TASK GOAL: Look through the listing and locate every line containing the word "الميت"; copy those lines.

ENTRIES:
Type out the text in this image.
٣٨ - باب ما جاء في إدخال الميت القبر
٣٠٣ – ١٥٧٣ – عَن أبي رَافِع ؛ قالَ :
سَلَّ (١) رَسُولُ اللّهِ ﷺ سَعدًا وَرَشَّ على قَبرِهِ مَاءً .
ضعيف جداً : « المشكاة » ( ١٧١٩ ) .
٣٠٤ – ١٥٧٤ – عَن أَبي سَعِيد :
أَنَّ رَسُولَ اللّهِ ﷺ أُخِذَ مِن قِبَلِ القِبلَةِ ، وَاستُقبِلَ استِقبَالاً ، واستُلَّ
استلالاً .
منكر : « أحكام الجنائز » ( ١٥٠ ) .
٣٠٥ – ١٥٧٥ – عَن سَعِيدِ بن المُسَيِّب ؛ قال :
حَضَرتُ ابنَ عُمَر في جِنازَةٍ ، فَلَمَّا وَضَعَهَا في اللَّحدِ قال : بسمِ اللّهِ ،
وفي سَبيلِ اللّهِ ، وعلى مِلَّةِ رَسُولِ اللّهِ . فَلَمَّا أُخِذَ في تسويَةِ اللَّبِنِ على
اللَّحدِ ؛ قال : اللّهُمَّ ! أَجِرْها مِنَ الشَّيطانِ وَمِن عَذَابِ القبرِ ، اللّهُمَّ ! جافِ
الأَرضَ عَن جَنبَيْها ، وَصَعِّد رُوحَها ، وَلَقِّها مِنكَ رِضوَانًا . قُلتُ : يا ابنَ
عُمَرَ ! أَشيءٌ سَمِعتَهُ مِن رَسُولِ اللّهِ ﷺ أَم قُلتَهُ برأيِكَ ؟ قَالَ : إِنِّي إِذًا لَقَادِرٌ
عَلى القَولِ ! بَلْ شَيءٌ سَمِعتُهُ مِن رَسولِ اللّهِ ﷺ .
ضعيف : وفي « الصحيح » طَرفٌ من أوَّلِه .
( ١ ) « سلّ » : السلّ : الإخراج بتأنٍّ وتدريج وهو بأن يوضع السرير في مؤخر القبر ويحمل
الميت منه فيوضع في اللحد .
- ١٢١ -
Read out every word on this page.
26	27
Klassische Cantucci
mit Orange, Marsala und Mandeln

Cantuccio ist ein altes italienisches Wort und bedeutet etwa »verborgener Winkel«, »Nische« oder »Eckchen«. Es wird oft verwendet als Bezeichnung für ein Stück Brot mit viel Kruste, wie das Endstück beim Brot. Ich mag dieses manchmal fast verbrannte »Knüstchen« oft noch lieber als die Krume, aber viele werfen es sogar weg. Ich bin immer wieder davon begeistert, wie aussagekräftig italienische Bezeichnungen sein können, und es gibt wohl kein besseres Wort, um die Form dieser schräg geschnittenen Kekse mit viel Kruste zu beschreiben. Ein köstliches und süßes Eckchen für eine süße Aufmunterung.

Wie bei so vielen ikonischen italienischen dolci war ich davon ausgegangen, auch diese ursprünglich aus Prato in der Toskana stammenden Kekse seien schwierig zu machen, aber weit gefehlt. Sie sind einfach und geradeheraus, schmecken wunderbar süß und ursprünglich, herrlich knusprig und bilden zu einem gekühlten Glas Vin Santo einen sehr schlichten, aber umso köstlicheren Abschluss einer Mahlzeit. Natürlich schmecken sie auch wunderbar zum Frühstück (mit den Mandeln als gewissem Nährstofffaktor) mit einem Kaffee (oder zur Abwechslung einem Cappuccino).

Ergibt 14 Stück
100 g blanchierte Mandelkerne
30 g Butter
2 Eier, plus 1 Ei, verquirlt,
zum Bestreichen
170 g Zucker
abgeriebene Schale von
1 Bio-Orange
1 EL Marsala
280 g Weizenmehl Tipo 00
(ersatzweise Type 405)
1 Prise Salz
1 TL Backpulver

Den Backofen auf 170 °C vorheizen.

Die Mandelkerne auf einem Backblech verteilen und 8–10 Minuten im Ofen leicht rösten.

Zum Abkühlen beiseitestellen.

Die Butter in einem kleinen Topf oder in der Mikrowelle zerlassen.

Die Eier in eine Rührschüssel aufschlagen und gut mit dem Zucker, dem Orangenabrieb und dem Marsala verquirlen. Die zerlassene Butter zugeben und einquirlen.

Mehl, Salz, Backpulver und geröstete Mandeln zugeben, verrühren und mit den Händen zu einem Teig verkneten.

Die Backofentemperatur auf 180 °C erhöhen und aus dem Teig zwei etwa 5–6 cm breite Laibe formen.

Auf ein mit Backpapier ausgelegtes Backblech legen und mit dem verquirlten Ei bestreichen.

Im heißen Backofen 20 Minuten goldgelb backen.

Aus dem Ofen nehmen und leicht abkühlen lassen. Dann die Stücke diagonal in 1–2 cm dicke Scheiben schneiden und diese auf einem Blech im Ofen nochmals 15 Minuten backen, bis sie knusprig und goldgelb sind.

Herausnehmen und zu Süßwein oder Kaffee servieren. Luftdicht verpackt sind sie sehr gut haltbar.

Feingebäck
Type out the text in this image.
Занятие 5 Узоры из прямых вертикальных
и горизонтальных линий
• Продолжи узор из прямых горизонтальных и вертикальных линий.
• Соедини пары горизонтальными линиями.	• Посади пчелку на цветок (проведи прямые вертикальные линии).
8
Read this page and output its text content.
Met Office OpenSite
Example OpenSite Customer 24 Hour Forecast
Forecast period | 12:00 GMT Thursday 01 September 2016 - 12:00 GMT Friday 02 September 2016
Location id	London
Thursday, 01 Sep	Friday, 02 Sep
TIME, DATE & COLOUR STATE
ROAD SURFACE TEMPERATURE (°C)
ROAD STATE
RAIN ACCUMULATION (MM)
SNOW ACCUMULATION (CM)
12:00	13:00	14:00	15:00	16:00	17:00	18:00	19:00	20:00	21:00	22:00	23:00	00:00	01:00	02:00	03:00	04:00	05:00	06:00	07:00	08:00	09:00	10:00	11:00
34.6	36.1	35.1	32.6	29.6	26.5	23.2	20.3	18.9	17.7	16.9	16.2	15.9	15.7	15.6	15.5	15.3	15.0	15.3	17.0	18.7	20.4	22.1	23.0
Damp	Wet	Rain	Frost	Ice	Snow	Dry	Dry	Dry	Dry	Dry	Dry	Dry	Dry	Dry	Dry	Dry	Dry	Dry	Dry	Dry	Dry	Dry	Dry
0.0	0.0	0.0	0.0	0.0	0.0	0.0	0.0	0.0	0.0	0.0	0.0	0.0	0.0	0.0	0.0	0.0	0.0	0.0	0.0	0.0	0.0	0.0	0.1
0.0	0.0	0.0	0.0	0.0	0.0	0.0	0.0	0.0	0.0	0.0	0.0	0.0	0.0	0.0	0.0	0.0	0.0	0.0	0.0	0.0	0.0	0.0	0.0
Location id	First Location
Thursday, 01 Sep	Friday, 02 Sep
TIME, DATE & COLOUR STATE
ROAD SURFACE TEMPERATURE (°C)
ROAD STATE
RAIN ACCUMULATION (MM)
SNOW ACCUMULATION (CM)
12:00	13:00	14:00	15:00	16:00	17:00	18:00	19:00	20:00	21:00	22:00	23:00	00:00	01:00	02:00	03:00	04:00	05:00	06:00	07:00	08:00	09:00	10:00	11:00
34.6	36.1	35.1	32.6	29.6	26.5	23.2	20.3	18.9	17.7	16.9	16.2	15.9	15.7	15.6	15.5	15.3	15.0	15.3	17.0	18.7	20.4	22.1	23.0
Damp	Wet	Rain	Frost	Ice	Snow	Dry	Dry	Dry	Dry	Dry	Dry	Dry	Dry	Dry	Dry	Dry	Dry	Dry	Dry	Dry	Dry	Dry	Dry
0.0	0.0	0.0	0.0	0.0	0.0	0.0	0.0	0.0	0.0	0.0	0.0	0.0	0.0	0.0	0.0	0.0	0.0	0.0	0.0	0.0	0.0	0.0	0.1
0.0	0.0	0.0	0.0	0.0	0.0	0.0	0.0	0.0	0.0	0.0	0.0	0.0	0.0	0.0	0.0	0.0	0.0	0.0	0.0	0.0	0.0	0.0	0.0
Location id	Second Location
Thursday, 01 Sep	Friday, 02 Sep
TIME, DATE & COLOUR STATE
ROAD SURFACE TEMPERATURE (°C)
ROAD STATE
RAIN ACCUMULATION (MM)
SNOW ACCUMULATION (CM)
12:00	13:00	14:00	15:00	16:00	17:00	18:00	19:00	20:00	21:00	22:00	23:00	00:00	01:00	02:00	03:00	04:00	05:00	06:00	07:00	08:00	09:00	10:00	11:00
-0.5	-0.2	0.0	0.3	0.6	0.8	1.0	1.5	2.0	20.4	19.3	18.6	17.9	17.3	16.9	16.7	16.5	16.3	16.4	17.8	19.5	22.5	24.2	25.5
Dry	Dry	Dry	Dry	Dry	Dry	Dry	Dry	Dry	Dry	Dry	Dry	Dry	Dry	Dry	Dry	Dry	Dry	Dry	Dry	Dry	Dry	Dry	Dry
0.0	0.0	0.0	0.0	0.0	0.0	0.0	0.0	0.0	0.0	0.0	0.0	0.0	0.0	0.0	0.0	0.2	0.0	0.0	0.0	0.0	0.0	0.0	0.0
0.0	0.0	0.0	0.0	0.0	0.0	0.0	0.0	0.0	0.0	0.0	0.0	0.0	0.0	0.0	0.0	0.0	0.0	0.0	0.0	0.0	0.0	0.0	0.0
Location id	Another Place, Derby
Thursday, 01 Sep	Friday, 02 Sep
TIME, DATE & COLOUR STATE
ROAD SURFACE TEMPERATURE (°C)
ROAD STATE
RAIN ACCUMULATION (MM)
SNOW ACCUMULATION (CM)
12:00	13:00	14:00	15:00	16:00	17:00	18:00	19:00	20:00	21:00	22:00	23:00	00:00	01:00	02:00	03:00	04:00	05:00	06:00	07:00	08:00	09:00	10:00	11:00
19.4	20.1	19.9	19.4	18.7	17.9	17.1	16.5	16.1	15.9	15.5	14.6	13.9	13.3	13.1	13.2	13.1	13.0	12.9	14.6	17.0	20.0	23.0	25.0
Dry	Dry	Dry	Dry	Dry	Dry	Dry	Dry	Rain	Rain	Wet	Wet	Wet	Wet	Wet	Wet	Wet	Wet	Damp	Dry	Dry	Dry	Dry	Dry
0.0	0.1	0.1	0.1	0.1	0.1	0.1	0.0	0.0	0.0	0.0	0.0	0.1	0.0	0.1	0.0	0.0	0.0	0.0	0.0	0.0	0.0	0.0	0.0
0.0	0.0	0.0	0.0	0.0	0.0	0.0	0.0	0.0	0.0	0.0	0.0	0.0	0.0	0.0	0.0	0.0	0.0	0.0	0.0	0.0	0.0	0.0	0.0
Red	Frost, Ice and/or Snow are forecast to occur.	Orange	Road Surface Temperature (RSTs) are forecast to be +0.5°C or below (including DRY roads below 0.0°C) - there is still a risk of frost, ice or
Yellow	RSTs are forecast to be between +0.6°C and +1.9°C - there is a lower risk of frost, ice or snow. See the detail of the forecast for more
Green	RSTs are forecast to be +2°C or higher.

SOLUTION:
٣٨ - باب ما جاء في إدخال الميت القبر
الميت منه فيوضع في اللحد .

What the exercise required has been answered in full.